* What the exercise asks: What follows is a listing. Return every line of it exactly.
--- START OF Extracted entries ---
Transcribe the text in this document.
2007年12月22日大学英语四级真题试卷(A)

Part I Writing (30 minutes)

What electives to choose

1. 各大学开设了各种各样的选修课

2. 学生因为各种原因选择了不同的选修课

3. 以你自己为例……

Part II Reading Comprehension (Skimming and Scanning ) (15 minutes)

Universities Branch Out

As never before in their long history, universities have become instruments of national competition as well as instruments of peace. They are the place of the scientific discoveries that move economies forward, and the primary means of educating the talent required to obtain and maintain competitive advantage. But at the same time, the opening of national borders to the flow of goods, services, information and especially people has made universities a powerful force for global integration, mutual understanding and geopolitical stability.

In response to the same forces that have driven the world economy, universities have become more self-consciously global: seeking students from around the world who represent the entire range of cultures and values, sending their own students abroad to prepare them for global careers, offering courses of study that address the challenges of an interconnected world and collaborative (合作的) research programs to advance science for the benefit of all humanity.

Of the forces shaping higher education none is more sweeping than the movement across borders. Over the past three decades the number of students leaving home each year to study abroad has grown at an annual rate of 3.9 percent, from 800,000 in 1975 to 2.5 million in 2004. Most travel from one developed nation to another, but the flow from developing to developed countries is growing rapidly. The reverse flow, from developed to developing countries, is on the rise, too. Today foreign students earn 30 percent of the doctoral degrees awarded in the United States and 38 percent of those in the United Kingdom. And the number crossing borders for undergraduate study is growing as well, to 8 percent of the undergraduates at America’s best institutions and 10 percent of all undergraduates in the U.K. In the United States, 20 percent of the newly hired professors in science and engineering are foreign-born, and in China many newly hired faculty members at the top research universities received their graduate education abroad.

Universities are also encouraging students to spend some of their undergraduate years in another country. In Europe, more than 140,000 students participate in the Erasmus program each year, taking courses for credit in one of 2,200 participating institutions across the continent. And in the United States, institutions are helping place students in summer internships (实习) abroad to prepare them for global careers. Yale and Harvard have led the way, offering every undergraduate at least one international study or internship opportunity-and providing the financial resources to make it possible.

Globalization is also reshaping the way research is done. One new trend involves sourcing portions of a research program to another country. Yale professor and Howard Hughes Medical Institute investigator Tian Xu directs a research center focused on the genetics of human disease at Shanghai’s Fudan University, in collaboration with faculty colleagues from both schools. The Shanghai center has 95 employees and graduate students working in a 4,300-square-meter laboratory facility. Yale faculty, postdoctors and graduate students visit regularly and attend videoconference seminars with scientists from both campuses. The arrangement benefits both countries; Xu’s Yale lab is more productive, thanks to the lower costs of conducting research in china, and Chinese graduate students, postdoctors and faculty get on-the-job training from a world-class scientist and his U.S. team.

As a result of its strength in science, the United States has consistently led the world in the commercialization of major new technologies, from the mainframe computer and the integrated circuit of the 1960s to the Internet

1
--- END OF Extracted entries ---
* Reply:
Transcribe the text in this document.
2007年12月22日大学英语四级真题试卷(A)

Part I Writing (30 minutes)

What electives to choose

1. 各大学开设了各种各样的选修课

2. 学生因为各种原因选择了不同的选修课

3. 以你自己为例……

Part II Reading Comprehension (Skimming and Scanning ) (15 minutes)

Universities Branch Out

As never before in their long history, universities have become instruments of national competition as well as instruments of peace. They are the place of the scientific discoveries that move economies forward, and the primary means of educating the talent required to obtain and maintain competitive advantage. But at the same time, the opening of national borders to the flow of goods, services, information and especially people has made universities a powerful force for global integration, mutual understanding and geopolitical stability.

In response to the same forces that have driven the world economy, universities have become more self-consciously global: seeking students from around the world who represent the entire range of cultures and values, sending their own students abroad to prepare them for global careers, offering courses of study that address the challenges of an interconnected world and collaborative (合作的) research programs to advance science for the benefit of all humanity.

Of the forces shaping higher education none is more sweeping than the movement across borders. Over the past three decades the number of students leaving home each year to study abroad has grown at an annual rate of 3.9 percent, from 800,000 in 1975 to 2.5 million in 2004. Most travel from one developed nation to another, but the flow from developing to developed countries is growing rapidly. The reverse flow, from developed to developing countries, is on the rise, too. Today foreign students earn 30 percent of the doctoral degrees awarded in the United States and 38 percent of those in the United Kingdom. And the number crossing borders for undergraduate study is growing as well, to 8 percent of the undergraduates at America’s best institutions and 10 percent of all undergraduates in the U.K. In the United States, 20 percent of the newly hired professors in science and engineering are foreign-born, and in China many newly hired faculty members at the top research universities received their graduate education abroad.

Universities are also encouraging students to spend some of their undergraduate years in another country. In Europe, more than 140,000 students participate in the Erasmus program each year, taking courses for credit in one of 2,200 participating institutions across the continent. And in the United States, institutions are helping place students in summer internships (实习) abroad to prepare them for global careers. Yale and Harvard have led the way, offering every undergraduate at least one international study or internship opportunity-and providing the financial resources to make it possible.

Globalization is also reshaping the way research is done. One new trend involves sourcing portions of a research program to another country. Yale professor and Howard Hughes Medical Institute investigator Tian Xu directs a research center focused on the genetics of human disease at Shanghai’s Fudan University, in collaboration with faculty colleagues from both schools. The Shanghai center has 95 employees and graduate students working in a 4,300-square-meter laboratory facility. Yale faculty, postdoctors and graduate students visit regularly and attend videoconference seminars with scientists from both campuses. The arrangement benefits both countries; Xu’s Yale lab is more productive, thanks to the lower costs of conducting research in china, and Chinese graduate students, postdoctors and faculty get on-the-job training from a world-class scientist and his U.S. team.

As a result of its strength in science, the United States has consistently led the world in the commercialization of major new technologies, from the mainframe computer and the integrated circuit of the 1960s to the Internet

1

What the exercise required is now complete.